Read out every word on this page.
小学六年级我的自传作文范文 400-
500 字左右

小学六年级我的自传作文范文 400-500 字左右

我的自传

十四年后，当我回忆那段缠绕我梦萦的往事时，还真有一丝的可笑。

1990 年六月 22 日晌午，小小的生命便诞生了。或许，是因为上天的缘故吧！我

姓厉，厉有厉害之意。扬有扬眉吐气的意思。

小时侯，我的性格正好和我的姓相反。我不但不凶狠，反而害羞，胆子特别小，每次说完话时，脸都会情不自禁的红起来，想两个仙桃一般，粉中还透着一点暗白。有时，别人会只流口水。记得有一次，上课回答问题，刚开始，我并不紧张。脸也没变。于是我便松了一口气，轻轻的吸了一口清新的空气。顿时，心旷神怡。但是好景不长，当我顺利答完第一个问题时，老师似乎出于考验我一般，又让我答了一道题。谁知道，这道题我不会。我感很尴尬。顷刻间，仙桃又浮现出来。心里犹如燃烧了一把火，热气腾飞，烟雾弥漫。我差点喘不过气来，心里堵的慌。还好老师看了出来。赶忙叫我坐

# # # # # # #

TO DO
Print the material once more, exactly.

IN RESPONSE
Read out every word on this page.
小学六年级我的自传作文范文 400-
500 字左右

小学六年级我的自传作文范文 400-500 字左右

我的自传

十四年后，当我回忆那段缠绕我梦萦的往事时，还真有一丝的可笑。

1990 年六月 22 日晌午，小小的生命便诞生了。或许，是因为上天的缘故吧！我

姓厉，厉有厉害之意。扬有扬眉吐气的意思。

小时侯，我的性格正好和我的姓相反。我不但不凶狠，反而害羞，胆子特别小，每次说完话时，脸都会情不自禁的红起来，想两个仙桃一般，粉中还透着一点暗白。有时，别人会只流口水。记得有一次，上课回答问题，刚开始，我并不紧张。脸也没变。于是我便松了一口气，轻轻的吸了一口清新的空气。顿时，心旷神怡。但是好景不长，当我顺利答完第一个问题时，老师似乎出于考验我一般，又让我答了一道题。谁知道，这道题我不会。我感很尴尬。顷刻间，仙桃又浮现出来。心里犹如燃烧了一把火，热气腾飞，烟雾弥漫。我差点喘不过气来，心里堵的慌。还好老师看了出来。赶忙叫我坐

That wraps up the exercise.